DATA RECORDS |
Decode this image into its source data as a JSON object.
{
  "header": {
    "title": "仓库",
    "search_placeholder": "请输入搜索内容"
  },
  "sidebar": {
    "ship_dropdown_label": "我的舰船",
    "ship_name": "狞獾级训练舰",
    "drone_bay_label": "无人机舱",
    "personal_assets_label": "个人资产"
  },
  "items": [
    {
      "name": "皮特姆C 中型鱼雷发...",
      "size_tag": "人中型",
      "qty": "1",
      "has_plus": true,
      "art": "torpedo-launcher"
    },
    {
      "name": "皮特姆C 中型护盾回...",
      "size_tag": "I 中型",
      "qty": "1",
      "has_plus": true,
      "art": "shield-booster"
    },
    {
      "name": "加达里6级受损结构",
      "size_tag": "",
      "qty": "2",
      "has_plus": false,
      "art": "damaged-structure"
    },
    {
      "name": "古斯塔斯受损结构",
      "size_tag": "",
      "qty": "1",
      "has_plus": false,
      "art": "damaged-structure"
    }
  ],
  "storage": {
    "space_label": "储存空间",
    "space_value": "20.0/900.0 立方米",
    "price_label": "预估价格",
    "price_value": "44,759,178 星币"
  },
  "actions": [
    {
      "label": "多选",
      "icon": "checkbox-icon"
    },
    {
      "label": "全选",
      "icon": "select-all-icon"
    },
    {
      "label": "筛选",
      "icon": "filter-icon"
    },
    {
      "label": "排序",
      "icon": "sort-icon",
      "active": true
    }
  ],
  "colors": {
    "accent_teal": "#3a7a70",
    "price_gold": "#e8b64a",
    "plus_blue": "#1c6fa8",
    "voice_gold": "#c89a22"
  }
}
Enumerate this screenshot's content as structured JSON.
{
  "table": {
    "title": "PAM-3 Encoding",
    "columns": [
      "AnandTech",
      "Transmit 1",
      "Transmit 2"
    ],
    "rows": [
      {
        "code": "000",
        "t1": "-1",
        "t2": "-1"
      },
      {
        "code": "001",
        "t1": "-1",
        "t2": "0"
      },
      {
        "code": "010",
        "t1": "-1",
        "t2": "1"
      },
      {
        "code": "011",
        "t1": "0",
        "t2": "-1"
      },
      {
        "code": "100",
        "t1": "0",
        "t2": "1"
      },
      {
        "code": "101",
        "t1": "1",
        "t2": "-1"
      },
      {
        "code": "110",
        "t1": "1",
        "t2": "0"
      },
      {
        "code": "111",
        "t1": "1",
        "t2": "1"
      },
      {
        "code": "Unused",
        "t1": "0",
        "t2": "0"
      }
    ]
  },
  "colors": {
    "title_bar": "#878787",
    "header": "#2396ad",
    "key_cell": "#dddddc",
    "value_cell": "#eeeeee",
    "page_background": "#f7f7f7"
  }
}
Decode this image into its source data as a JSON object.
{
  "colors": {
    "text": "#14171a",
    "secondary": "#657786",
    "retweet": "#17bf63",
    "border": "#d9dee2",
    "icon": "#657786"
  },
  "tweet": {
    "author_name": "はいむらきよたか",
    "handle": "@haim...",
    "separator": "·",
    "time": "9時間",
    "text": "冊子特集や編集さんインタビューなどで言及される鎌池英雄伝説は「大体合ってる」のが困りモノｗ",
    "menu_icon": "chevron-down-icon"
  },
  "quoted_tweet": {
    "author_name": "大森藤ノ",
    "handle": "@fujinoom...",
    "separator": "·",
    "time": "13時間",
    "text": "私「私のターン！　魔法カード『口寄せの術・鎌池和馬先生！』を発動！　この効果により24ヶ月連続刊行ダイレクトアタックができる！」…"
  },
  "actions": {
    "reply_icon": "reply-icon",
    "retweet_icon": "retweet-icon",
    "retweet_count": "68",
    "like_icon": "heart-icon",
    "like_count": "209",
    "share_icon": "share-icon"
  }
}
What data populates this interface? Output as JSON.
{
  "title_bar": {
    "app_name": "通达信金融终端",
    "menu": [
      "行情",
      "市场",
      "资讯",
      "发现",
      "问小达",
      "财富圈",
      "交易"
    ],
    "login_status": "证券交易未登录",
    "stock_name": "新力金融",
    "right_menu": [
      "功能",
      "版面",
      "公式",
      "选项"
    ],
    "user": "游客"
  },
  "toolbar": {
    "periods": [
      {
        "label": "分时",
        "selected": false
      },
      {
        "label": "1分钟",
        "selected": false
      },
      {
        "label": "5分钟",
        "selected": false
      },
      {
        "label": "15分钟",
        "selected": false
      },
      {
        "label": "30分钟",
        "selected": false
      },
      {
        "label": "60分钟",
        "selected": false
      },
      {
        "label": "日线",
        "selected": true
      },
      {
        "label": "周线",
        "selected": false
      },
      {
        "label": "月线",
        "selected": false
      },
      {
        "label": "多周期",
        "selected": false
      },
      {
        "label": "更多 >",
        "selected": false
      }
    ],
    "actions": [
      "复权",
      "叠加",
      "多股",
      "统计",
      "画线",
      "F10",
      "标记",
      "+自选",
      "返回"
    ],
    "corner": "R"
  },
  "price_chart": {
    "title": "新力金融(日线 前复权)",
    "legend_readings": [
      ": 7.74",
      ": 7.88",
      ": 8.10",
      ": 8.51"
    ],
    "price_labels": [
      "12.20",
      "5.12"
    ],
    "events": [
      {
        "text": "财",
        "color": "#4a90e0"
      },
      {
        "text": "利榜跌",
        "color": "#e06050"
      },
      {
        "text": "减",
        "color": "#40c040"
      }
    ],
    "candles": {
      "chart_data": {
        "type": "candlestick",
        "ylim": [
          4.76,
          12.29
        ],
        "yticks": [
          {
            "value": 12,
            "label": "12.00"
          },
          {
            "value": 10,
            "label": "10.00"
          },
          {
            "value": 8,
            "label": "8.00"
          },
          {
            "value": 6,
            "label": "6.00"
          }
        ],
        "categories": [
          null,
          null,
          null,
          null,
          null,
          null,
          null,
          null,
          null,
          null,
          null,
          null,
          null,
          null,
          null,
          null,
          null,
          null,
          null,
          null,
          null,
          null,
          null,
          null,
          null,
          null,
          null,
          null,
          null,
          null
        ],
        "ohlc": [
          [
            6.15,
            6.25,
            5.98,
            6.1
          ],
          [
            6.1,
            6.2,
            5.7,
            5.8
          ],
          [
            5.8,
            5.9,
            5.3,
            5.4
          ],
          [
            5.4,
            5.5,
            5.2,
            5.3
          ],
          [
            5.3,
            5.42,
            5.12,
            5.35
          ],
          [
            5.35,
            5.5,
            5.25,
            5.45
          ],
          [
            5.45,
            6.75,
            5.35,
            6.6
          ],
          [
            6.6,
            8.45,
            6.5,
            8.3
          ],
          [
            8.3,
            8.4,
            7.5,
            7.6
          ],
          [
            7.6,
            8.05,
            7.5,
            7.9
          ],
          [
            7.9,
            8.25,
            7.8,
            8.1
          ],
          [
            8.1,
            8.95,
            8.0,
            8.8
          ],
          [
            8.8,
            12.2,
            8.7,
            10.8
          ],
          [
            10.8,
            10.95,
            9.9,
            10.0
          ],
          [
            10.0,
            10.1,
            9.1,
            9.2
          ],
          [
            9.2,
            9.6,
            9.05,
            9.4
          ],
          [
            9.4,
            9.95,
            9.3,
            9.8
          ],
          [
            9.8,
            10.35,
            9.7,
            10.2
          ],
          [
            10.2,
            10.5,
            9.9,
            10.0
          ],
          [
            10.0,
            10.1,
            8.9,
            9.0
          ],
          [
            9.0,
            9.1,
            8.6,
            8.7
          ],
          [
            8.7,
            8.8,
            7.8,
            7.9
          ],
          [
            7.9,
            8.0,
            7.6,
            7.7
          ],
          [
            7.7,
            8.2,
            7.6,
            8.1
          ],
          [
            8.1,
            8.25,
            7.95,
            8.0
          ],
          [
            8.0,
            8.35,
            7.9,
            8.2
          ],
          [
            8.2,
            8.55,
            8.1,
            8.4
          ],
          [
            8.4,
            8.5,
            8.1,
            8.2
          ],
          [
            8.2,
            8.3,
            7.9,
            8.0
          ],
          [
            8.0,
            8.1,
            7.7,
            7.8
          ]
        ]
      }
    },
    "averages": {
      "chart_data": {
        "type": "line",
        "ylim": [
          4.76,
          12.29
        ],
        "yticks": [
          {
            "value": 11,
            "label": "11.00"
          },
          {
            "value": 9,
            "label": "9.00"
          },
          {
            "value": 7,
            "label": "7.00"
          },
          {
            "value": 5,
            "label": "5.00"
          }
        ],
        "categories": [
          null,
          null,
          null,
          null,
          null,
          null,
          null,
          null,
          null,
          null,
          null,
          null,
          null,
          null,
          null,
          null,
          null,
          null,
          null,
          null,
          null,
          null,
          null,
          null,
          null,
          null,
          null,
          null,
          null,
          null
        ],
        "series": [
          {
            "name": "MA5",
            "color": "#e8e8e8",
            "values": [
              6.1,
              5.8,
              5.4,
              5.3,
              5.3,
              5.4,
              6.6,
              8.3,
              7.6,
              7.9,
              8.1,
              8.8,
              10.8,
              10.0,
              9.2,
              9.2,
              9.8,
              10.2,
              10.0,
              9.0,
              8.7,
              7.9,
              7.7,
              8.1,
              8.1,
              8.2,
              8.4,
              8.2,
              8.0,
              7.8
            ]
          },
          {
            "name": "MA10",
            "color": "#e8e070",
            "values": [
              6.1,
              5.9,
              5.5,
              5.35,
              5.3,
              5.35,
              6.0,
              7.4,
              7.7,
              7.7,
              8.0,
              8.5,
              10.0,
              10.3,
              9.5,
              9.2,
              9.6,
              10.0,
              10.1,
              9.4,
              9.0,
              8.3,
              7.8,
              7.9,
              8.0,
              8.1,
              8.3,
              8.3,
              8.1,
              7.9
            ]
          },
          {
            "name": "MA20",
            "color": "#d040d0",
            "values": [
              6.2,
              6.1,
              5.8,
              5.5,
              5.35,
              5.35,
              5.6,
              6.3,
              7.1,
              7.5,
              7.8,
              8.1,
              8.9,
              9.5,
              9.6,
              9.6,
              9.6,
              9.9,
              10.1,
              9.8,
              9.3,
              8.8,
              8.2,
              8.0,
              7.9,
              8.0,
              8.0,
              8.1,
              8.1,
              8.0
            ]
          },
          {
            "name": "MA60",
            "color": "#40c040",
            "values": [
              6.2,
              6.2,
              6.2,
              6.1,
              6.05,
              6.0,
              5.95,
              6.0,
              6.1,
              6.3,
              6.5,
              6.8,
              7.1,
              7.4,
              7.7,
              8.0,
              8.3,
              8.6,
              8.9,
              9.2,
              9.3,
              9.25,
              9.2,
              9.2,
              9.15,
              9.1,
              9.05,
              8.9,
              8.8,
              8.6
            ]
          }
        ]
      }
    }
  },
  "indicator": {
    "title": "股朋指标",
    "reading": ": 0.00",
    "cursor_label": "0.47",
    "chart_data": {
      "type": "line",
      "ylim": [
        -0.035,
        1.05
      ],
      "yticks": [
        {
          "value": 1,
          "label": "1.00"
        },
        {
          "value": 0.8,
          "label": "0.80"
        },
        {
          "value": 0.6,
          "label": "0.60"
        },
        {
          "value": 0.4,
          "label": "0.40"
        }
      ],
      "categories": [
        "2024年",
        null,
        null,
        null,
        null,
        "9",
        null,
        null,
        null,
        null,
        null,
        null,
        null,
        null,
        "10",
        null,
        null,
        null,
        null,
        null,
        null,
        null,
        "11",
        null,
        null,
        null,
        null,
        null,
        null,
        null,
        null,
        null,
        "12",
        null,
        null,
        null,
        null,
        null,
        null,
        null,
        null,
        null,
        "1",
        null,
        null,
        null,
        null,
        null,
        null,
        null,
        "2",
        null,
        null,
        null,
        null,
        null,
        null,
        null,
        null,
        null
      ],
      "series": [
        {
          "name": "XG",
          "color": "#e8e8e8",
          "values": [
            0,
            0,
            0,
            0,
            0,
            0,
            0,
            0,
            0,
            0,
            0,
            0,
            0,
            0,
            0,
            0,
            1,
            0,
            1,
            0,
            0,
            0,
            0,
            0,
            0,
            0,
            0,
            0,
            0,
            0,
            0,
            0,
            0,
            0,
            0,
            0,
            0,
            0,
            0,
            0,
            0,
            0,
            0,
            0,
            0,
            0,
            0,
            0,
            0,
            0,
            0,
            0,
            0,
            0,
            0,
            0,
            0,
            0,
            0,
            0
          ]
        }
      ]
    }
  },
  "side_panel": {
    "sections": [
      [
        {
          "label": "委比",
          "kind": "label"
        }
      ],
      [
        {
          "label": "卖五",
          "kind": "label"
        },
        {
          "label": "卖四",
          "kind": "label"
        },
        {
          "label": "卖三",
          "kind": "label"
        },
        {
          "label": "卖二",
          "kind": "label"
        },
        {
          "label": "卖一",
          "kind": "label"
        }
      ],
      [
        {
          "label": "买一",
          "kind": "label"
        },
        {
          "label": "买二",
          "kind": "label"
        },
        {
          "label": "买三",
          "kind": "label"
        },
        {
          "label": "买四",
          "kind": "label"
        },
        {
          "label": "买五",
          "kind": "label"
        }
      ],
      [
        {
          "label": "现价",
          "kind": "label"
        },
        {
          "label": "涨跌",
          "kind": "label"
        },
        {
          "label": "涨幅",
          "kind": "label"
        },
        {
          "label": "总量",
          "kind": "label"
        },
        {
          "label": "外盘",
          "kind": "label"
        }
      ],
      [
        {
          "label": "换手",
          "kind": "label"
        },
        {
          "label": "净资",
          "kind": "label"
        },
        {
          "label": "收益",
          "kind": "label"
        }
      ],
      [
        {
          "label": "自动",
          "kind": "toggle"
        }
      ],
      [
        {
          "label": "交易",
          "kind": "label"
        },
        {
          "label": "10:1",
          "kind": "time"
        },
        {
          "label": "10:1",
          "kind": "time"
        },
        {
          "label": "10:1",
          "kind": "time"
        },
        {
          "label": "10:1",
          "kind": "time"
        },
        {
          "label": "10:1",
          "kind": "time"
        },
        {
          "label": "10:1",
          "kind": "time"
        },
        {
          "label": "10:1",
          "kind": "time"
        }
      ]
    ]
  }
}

PROBLEM TO WORK ON |
Scan the material above for the string "text" and report each line where you find it.

RESULT OF THIS EXERCISE |
    "text": "#14171a",
    "text": "冊子特集や編集さんインタビューなどで言及される鎌池英雄伝説は「大体合ってる」のが困りモノｗ",
    "text": "私「私のターン！　魔法カード『口寄せの術・鎌池和馬先生！』を発動！　この効果により24ヶ月連続刊行ダイレクトアタックができる！」…"
        "text": "财",
        "text": "利榜跌",
        "text": "减",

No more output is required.